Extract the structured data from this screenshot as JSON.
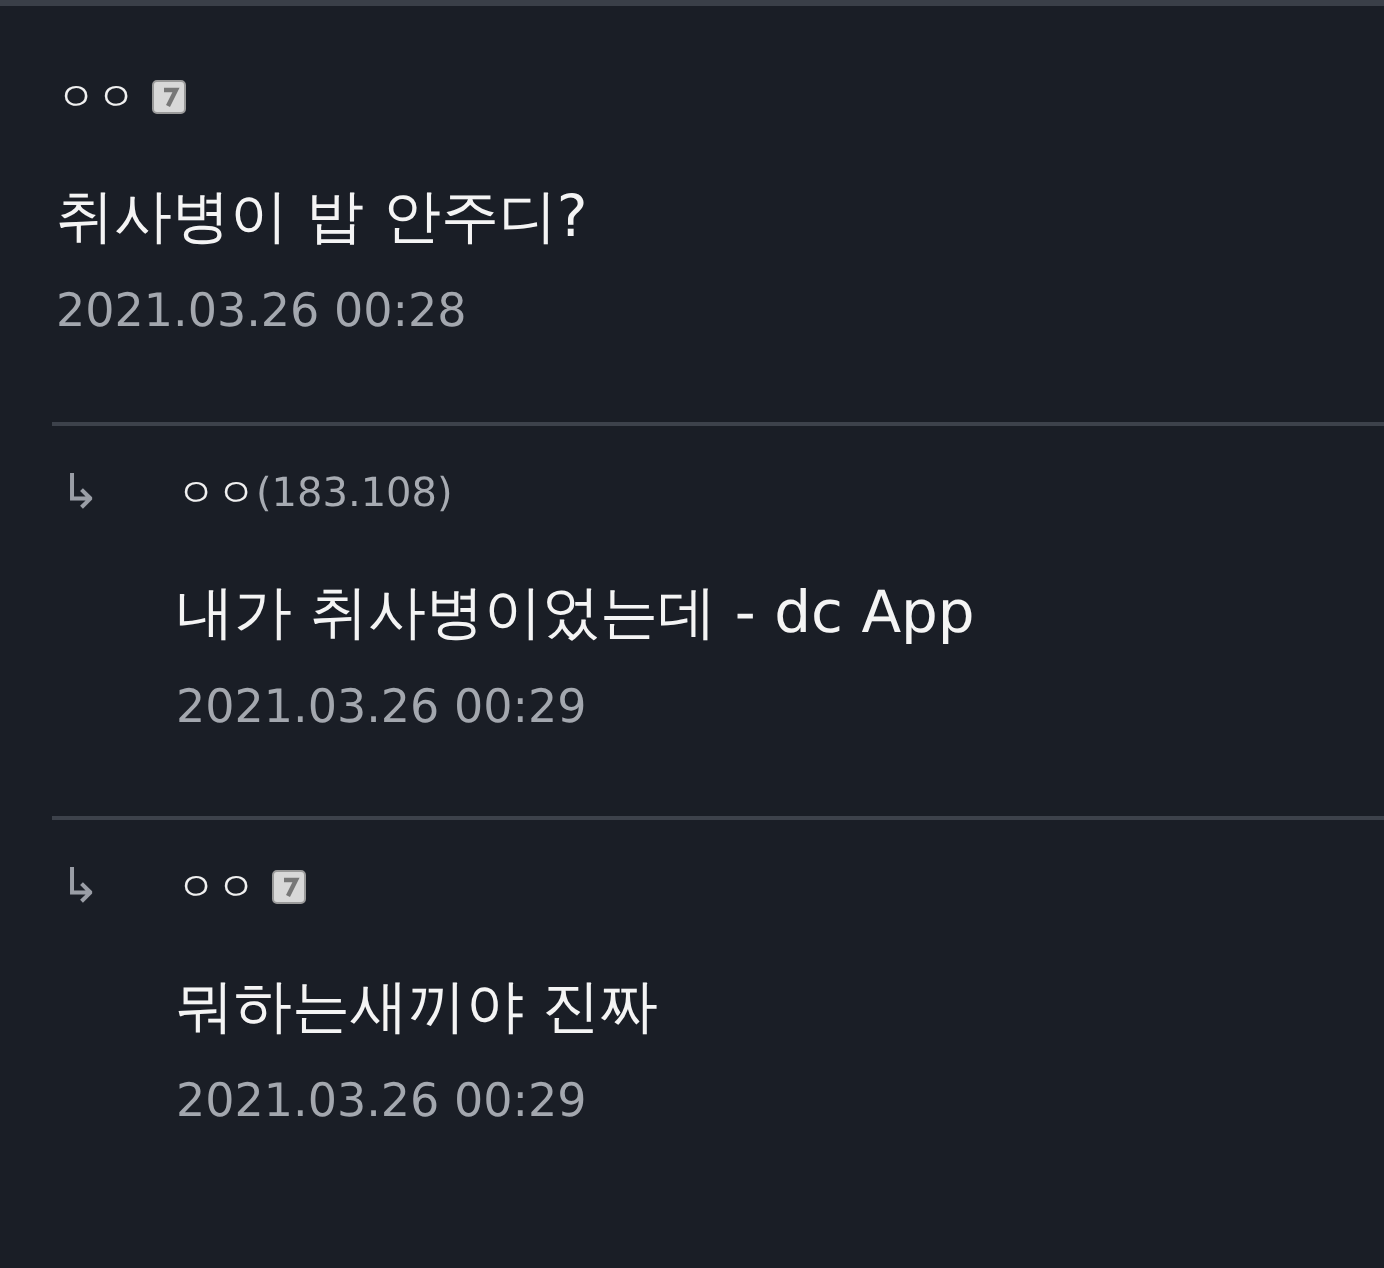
{
  "comments": [
    {
      "kind": "comment",
      "name": "ㅇㅇ",
      "badge": true,
      "text": "취사병이 밥 안주디?",
      "date": "2021.03.26 00:28"
    },
    {
      "kind": "reply",
      "arrow": "↳",
      "name": "ㅇㅇ",
      "ip": "(183.108)",
      "badge": false,
      "text": "내가 취사병이었는데 - dc App",
      "date": "2021.03.26 00:29"
    },
    {
      "kind": "reply",
      "arrow": "↳",
      "name": "ㅇㅇ",
      "badge": true,
      "text": "뭐하는새끼야 진짜",
      "date": "2021.03.26 00:29"
    }
  ]
}
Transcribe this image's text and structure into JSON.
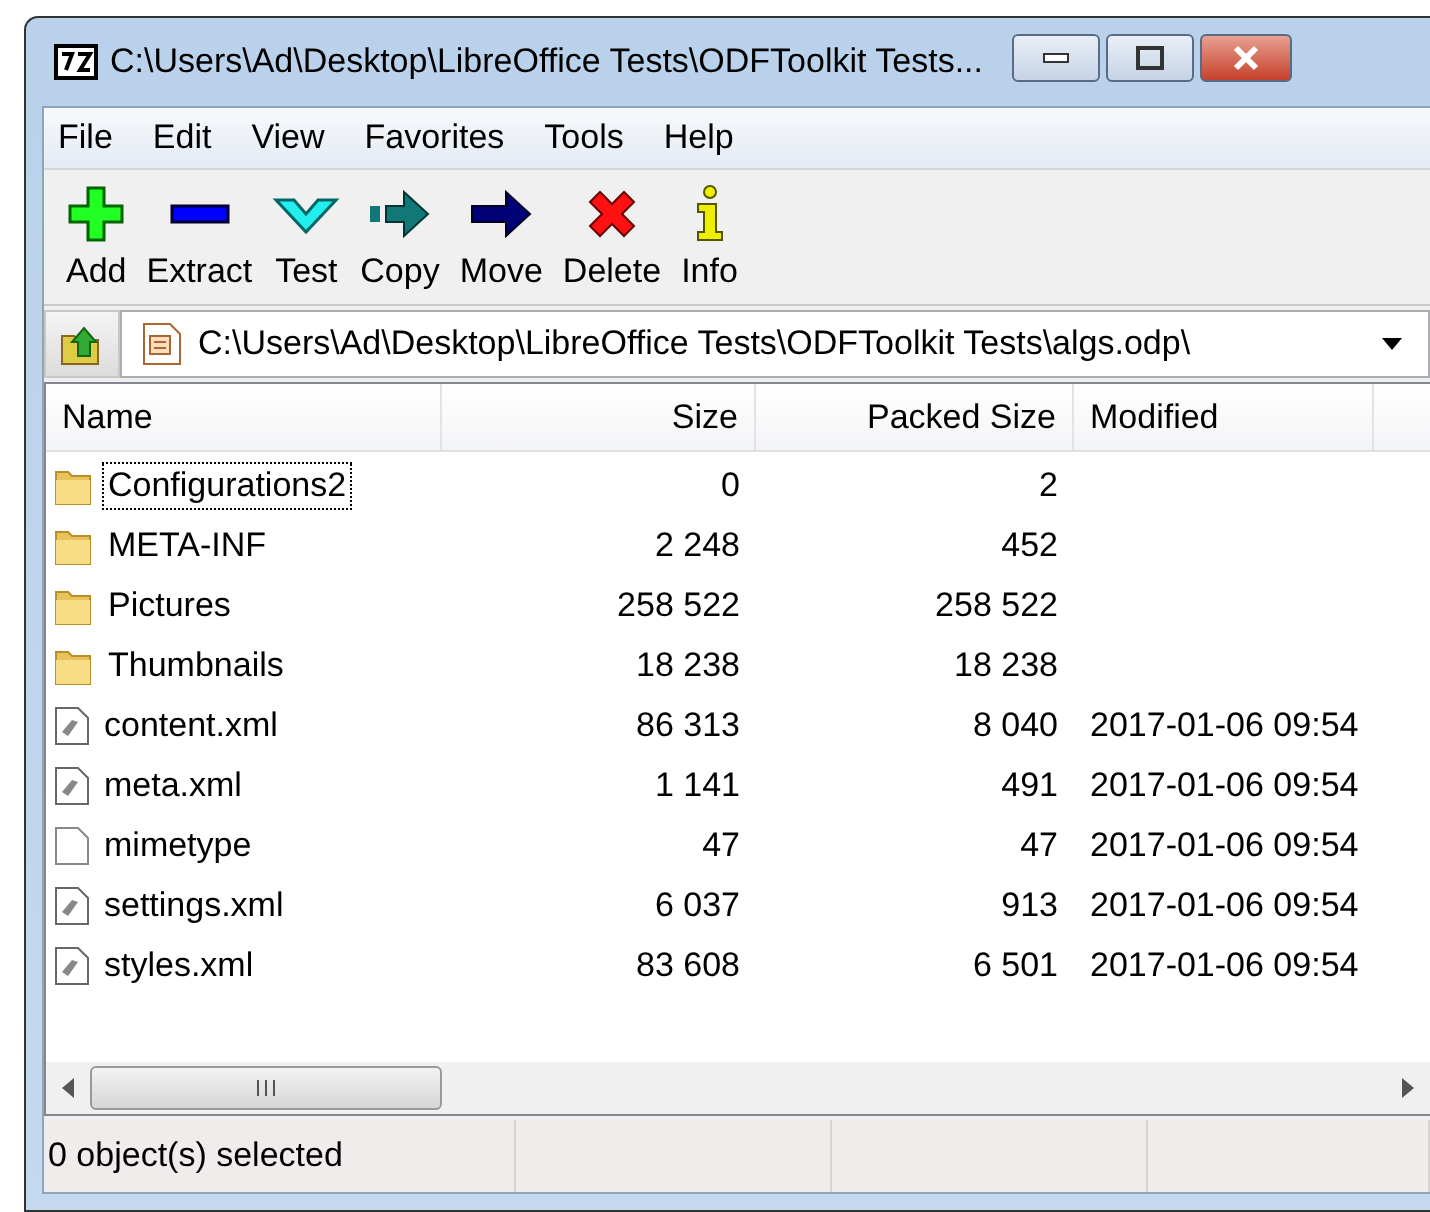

* [EXERCISE PROMPT]: Retype each line of the listing above word for word. Exclude the pictures.

* [FULL RESPONSE]:
Extract the structured data from this screenshot as JSON.
{
  "comments": [
    {
      "kind": "comment",
      "name": "ㅇㅇ",
      "badge": true,
      "text": "취사병이 밥 안주디?",
      "date": "2021.03.26 00:28"
    },
    {
      "kind": "reply",
      "arrow": "↳",
      "name": "ㅇㅇ",
      "ip": "(183.108)",
      "badge": false,
      "text": "내가 취사병이었는데 - dc App",
      "date": "2021.03.26 00:29"
    },
    {
      "kind": "reply",
      "arrow": "↳",
      "name": "ㅇㅇ",
      "badge": true,
      "text": "뭐하는새끼야 진짜",
      "date": "2021.03.26 00:29"
    }
  ]
}
Transcribe this image's text and structure into JSON.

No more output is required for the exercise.